## Task statement:
Return the records that follow, matching each one exactly.

## Available data:
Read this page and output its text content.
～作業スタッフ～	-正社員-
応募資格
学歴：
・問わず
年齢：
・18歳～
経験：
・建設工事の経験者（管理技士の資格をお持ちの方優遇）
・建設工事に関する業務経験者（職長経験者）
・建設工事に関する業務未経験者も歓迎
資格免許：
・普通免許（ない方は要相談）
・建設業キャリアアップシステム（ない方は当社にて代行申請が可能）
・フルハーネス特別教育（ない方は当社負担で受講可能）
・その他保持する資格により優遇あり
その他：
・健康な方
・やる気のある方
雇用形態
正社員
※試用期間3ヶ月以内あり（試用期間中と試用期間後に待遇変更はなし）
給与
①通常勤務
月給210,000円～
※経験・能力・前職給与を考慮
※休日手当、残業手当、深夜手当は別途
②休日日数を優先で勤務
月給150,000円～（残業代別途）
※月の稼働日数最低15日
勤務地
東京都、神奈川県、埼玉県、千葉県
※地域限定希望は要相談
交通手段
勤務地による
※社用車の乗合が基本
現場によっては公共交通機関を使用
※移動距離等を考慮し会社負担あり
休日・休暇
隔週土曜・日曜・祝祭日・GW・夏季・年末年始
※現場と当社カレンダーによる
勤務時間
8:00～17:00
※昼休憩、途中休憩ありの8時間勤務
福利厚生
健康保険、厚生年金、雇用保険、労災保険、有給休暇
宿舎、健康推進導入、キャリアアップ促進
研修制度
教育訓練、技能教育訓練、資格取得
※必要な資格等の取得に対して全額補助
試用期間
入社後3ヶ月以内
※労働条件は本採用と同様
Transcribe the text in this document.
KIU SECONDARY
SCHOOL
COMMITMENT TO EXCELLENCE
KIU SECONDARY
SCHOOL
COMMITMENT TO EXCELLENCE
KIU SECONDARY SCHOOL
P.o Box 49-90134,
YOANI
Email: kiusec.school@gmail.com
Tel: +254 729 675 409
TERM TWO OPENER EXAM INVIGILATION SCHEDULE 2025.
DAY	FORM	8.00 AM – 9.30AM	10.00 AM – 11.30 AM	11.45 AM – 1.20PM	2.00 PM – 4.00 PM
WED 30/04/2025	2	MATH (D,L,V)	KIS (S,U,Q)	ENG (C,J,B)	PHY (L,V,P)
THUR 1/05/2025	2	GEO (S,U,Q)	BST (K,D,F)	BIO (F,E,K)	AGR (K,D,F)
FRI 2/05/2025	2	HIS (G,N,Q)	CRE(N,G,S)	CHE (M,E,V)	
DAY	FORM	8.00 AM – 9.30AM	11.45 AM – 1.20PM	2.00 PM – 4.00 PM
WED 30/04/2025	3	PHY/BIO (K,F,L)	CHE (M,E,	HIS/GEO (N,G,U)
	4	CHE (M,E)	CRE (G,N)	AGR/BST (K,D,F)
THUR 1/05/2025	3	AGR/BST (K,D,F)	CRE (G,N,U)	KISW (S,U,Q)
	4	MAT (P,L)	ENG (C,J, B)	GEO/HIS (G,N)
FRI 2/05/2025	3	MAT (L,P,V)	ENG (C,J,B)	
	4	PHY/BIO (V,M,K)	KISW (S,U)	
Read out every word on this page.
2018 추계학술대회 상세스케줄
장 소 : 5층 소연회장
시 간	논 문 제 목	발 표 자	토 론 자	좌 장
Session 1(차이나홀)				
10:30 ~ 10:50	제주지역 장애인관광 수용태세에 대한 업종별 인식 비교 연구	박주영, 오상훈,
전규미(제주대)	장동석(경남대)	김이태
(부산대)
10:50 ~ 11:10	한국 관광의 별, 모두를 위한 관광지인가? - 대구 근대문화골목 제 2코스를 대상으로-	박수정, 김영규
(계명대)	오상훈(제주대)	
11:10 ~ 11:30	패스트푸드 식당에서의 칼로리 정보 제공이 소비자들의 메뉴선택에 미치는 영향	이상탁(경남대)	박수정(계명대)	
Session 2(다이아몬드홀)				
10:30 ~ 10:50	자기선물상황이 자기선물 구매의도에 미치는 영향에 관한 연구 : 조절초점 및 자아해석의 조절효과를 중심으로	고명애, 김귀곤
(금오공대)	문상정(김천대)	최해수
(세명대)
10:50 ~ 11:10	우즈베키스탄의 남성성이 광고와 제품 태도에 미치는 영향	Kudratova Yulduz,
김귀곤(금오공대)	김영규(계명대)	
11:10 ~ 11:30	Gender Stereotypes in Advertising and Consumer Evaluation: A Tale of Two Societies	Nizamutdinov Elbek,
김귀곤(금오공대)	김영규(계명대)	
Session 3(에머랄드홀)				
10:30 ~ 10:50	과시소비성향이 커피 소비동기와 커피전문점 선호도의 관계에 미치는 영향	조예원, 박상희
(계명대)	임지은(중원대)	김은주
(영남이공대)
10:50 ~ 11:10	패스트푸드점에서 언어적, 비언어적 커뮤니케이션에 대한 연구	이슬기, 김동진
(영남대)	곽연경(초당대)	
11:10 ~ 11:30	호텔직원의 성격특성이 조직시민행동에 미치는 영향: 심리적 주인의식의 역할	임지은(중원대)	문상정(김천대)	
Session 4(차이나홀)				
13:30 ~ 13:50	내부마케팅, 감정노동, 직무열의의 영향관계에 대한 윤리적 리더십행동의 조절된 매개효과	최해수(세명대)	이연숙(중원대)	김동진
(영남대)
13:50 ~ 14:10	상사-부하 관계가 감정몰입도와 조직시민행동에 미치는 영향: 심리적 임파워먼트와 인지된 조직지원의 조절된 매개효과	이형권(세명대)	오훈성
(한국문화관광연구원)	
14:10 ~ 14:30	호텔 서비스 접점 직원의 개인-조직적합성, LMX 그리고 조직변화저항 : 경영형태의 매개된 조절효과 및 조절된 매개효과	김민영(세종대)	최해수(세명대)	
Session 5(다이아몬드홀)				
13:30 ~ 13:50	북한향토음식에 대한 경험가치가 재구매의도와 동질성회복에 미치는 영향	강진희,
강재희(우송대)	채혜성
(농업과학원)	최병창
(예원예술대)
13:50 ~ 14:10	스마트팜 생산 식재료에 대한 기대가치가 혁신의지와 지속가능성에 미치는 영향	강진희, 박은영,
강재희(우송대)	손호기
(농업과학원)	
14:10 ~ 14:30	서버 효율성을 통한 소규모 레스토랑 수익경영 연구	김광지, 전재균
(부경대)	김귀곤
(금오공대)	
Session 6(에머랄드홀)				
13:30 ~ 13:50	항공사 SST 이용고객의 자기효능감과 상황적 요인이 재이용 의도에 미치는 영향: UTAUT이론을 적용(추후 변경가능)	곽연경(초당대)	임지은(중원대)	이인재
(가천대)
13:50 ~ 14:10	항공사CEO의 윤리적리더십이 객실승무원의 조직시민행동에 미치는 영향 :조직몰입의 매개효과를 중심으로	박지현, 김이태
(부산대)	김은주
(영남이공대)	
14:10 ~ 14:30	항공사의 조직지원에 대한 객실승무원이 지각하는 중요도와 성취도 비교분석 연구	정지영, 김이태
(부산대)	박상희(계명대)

## Solution to this task:
Read this page and output its text content.
～作業スタッフ～	-正社員-
応募資格
学歴：
・問わず
年齢：
・18歳～
経験：
・建設工事の経験者（管理技士の資格をお持ちの方優遇）
・建設工事に関する業務経験者（職長経験者）
・建設工事に関する業務未経験者も歓迎
資格免許：
・普通免許（ない方は要相談）
・建設業キャリアアップシステム（ない方は当社にて代行申請が可能）
・フルハーネス特別教育（ない方は当社負担で受講可能）
・その他保持する資格により優遇あり
その他：
・健康な方
・やる気のある方
雇用形態
正社員
※試用期間3ヶ月以内あり（試用期間中と試用期間後に待遇変更はなし）
給与
①通常勤務
月給210,000円～
※経験・能力・前職給与を考慮
※休日手当、残業手当、深夜手当は別途
②休日日数を優先で勤務
月給150,000円～（残業代別途）
※月の稼働日数最低15日
勤務地
東京都、神奈川県、埼玉県、千葉県
※地域限定希望は要相談
交通手段
勤務地による
※社用車の乗合が基本
現場によっては公共交通機関を使用
※移動距離等を考慮し会社負担あり
休日・休暇
隔週土曜・日曜・祝祭日・GW・夏季・年末年始
※現場と当社カレンダーによる
勤務時間
8:00～17:00
※昼休憩、途中休憩ありの8時間勤務
福利厚生
健康保険、厚生年金、雇用保険、労災保険、有給休暇
宿舎、健康推進導入、キャリアアップ促進
研修制度
教育訓練、技能教育訓練、資格取得
※必要な資格等の取得に対して全額補助
試用期間
入社後3ヶ月以内
※労働条件は本採用と同様
Transcribe the text in this document.
KIU SECONDARY
SCHOOL
COMMITMENT TO EXCELLENCE
KIU SECONDARY
SCHOOL
COMMITMENT TO EXCELLENCE
KIU SECONDARY SCHOOL
P.o Box 49-90134,
YOANI
Email: kiusec.school@gmail.com
Tel: +254 729 675 409
TERM TWO OPENER EXAM INVIGILATION SCHEDULE 2025.
DAY	FORM	8.00 AM – 9.30AM	10.00 AM – 11.30 AM	11.45 AM – 1.20PM	2.00 PM – 4.00 PM
WED 30/04/2025	2	MATH (D,L,V)	KIS (S,U,Q)	ENG (C,J,B)	PHY (L,V,P)
THUR 1/05/2025	2	GEO (S,U,Q)	BST (K,D,F)	BIO (F,E,K)	AGR (K,D,F)
FRI 2/05/2025	2	HIS (G,N,Q)	CRE(N,G,S)	CHE (M,E,V)	
DAY	FORM	8.00 AM – 9.30AM	11.45 AM – 1.20PM	2.00 PM – 4.00 PM
WED 30/04/2025	3	PHY/BIO (K,F,L)	CHE (M,E,	HIS/GEO (N,G,U)
	4	CHE (M,E)	CRE (G,N)	AGR/BST (K,D,F)
THUR 1/05/2025	3	AGR/BST (K,D,F)	CRE (G,N,U)	KISW (S,U,Q)
	4	MAT (P,L)	ENG (C,J, B)	GEO/HIS (G,N)
FRI 2/05/2025	3	MAT (L,P,V)	ENG (C,J,B)	
	4	PHY/BIO (V,M,K)	KISW (S,U)	
Read out every word on this page.
2018 추계학술대회 상세스케줄
장 소 : 5층 소연회장
시 간	논 문 제 목	발 표 자	토 론 자	좌 장
Session 1(차이나홀)				
10:30 ~ 10:50	제주지역 장애인관광 수용태세에 대한 업종별 인식 비교 연구	박주영, 오상훈,
전규미(제주대)	장동석(경남대)	김이태
(부산대)
10:50 ~ 11:10	한국 관광의 별, 모두를 위한 관광지인가? - 대구 근대문화골목 제 2코스를 대상으로-	박수정, 김영규
(계명대)	오상훈(제주대)	
11:10 ~ 11:30	패스트푸드 식당에서의 칼로리 정보 제공이 소비자들의 메뉴선택에 미치는 영향	이상탁(경남대)	박수정(계명대)	
Session 2(다이아몬드홀)				
10:30 ~ 10:50	자기선물상황이 자기선물 구매의도에 미치는 영향에 관한 연구 : 조절초점 및 자아해석의 조절효과를 중심으로	고명애, 김귀곤
(금오공대)	문상정(김천대)	최해수
(세명대)
10:50 ~ 11:10	우즈베키스탄의 남성성이 광고와 제품 태도에 미치는 영향	Kudratova Yulduz,
김귀곤(금오공대)	김영규(계명대)	
11:10 ~ 11:30	Gender Stereotypes in Advertising and Consumer Evaluation: A Tale of Two Societies	Nizamutdinov Elbek,
김귀곤(금오공대)	김영규(계명대)	
Session 3(에머랄드홀)				
10:30 ~ 10:50	과시소비성향이 커피 소비동기와 커피전문점 선호도의 관계에 미치는 영향	조예원, 박상희
(계명대)	임지은(중원대)	김은주
(영남이공대)
10:50 ~ 11:10	패스트푸드점에서 언어적, 비언어적 커뮤니케이션에 대한 연구	이슬기, 김동진
(영남대)	곽연경(초당대)	
11:10 ~ 11:30	호텔직원의 성격특성이 조직시민행동에 미치는 영향: 심리적 주인의식의 역할	임지은(중원대)	문상정(김천대)	
Session 4(차이나홀)				
13:30 ~ 13:50	내부마케팅, 감정노동, 직무열의의 영향관계에 대한 윤리적 리더십행동의 조절된 매개효과	최해수(세명대)	이연숙(중원대)	김동진
(영남대)
13:50 ~ 14:10	상사-부하 관계가 감정몰입도와 조직시민행동에 미치는 영향: 심리적 임파워먼트와 인지된 조직지원의 조절된 매개효과	이형권(세명대)	오훈성
(한국문화관광연구원)	
14:10 ~ 14:30	호텔 서비스 접점 직원의 개인-조직적합성, LMX 그리고 조직변화저항 : 경영형태의 매개된 조절효과 및 조절된 매개효과	김민영(세종대)	최해수(세명대)	
Session 5(다이아몬드홀)				
13:30 ~ 13:50	북한향토음식에 대한 경험가치가 재구매의도와 동질성회복에 미치는 영향	강진희,
강재희(우송대)	채혜성
(농업과학원)	최병창
(예원예술대)
13:50 ~ 14:10	스마트팜 생산 식재료에 대한 기대가치가 혁신의지와 지속가능성에 미치는 영향	강진희, 박은영,
강재희(우송대)	손호기
(농업과학원)	
14:10 ~ 14:30	서버 효율성을 통한 소규모 레스토랑 수익경영 연구	김광지, 전재균
(부경대)	김귀곤
(금오공대)	
Session 6(에머랄드홀)				
13:30 ~ 13:50	항공사 SST 이용고객의 자기효능감과 상황적 요인이 재이용 의도에 미치는 영향: UTAUT이론을 적용(추후 변경가능)	곽연경(초당대)	임지은(중원대)	이인재
(가천대)
13:50 ~ 14:10	항공사CEO의 윤리적리더십이 객실승무원의 조직시민행동에 미치는 영향 :조직몰입의 매개효과를 중심으로	박지현, 김이태
(부산대)	김은주
(영남이공대)	
14:10 ~ 14:30	항공사의 조직지원에 대한 객실승무원이 지각하는 중요도와 성취도 비교분석 연구	정지영, 김이태
(부산대)	박상희(계명대)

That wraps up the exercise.